AVAILABLE DATA:
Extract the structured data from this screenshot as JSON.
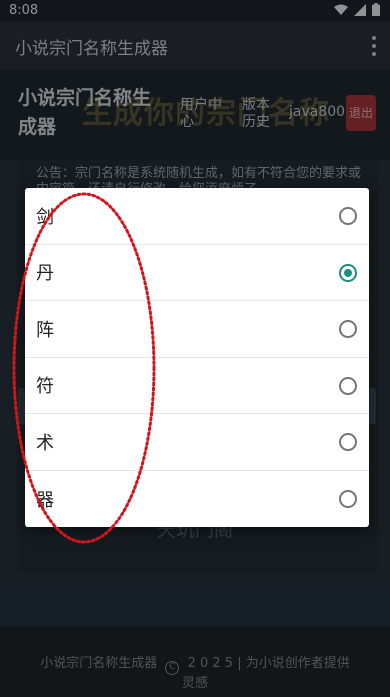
{
  "status_bar": {
    "time": "8:08"
  },
  "app_bar": {
    "title": "小说宗门名称生成器"
  },
  "header": {
    "watermark_title": "生成你的宗门名称",
    "site_name": "小说宗门名称生成器",
    "nav_user_center": "用户中心",
    "nav_history": "版本历史",
    "username": "java800",
    "logout_label": "退出"
  },
  "notice": "公告：宗门名称是系统随机生成，如有不符合您的要求或内容篇，还请自行修改，给您添麻烦了",
  "generate_button": "天玑门阁",
  "footer": {
    "app_name": "小说宗门名称生成器",
    "copyright_symbol": "C",
    "year": "2 0 2 5",
    "tagline": "| 为小说创作者提供",
    "tagline_cont": "灵感"
  },
  "dialog": {
    "options": [
      {
        "label": "剑",
        "selected": false
      },
      {
        "label": "丹",
        "selected": true
      },
      {
        "label": "阵",
        "selected": false
      },
      {
        "label": "符",
        "selected": false
      },
      {
        "label": "术",
        "selected": false
      },
      {
        "label": "器",
        "selected": false
      }
    ]
  },
  "colors": {
    "accent": "#1a8f7a",
    "logout_bg": "#a2343b",
    "annotation": "#d0161c"
  }
}
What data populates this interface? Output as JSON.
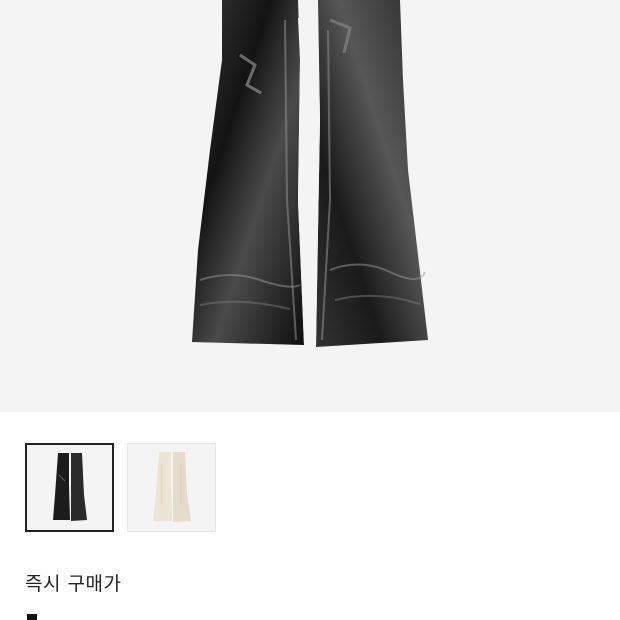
{
  "product": {
    "main_image_icon": "flared-jeans-black-image",
    "thumbnails": [
      {
        "icon": "flared-jeans-black-thumb",
        "color": "#1c1c1c",
        "selected": true
      },
      {
        "icon": "flared-jeans-cream-thumb",
        "color": "#ece4d4",
        "selected": false
      }
    ],
    "price_label": "즉시 구매가"
  }
}
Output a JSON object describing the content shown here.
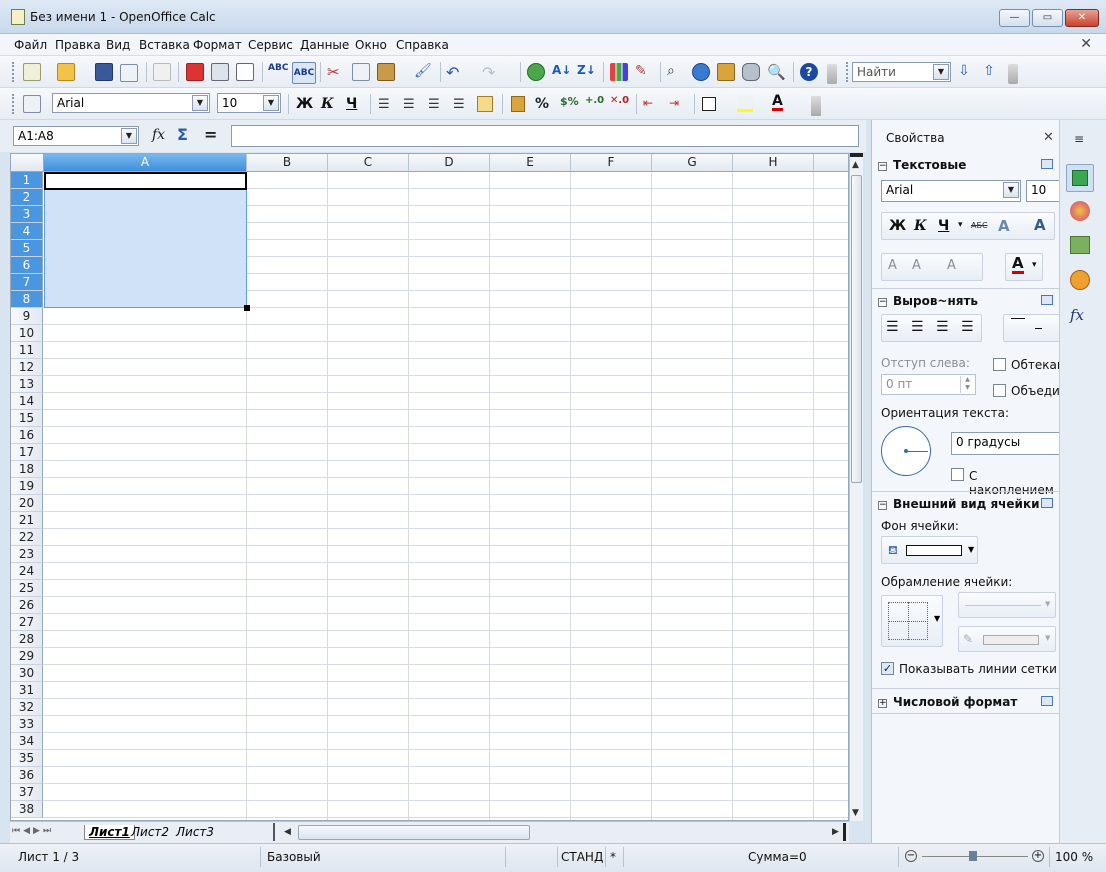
{
  "window": {
    "title": "Без имени 1 - OpenOffice Calc",
    "min": "—",
    "max": "▭",
    "close": "✕"
  },
  "menu": [
    "Файл",
    "Правка",
    "Вид",
    "Вставка",
    "Формат",
    "Сервис",
    "Данные",
    "Окно",
    "Справка"
  ],
  "menu_underline": [
    "Ф",
    "П",
    "В",
    "а",
    "Ф",
    "С",
    "Д",
    "О",
    "С"
  ],
  "find": {
    "placeholder": "Найти"
  },
  "font": {
    "name": "Arial",
    "size": "10"
  },
  "format_buttons": {
    "bold": "Ж",
    "italic": "К",
    "underline": "Ч",
    "percent": "%"
  },
  "formula": {
    "name_box": "A1:A8",
    "fx": "fx",
    "sum": "Σ",
    "eq": "=",
    "value": ""
  },
  "columns": [
    "A",
    "B",
    "C",
    "D",
    "E",
    "F",
    "G",
    "H"
  ],
  "rows": [
    "1",
    "2",
    "3",
    "4",
    "5",
    "6",
    "7",
    "8",
    "9",
    "10",
    "11",
    "12",
    "13",
    "14",
    "15",
    "16",
    "17",
    "18",
    "19",
    "20",
    "21",
    "22",
    "23",
    "24",
    "25",
    "26",
    "27",
    "28",
    "29",
    "30",
    "31",
    "32",
    "33",
    "34",
    "35",
    "36",
    "37",
    "38"
  ],
  "sheets": [
    "Лист1",
    "Лист2",
    "Лист3"
  ],
  "status": {
    "sheet": "Лист 1 / 3",
    "style": "Базовый",
    "mode": "СТАНД",
    "modified": "*",
    "sum": "Сумма=0",
    "zoom": "100 %"
  },
  "sidebar": {
    "title": "Свойства",
    "close": "✕",
    "text_section": "Текстовые",
    "font": "Arial",
    "size": "10",
    "bold": "Ж",
    "italic": "К",
    "underline": "Ч",
    "strike": "АБС",
    "align_section": "Выров~нять",
    "indent_label": "Отступ слева:",
    "indent_value": "0 пт",
    "wrap": "Обтекан",
    "merge": "Объеди",
    "orientation_label": "Ориентация текста:",
    "degrees": "0 градусы",
    "stacked": "С накоплением",
    "appearance_section": "Внешний вид ячейки",
    "bg_label": "Фон ячейки:",
    "border_label": "Обрамление ячейки:",
    "gridlines": "Показывать линии сетки",
    "number_section": "Числовой формат"
  }
}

EXERCISE TASK: Scan the material above for the word "小说宗门名称生成器". Copy each line where it occurs.

FINISHED TASK:
    "title": "小说宗门名称生成器"
    "site_name": "小说宗门名称生成器",
    "app_name": "小说宗门名称生成器",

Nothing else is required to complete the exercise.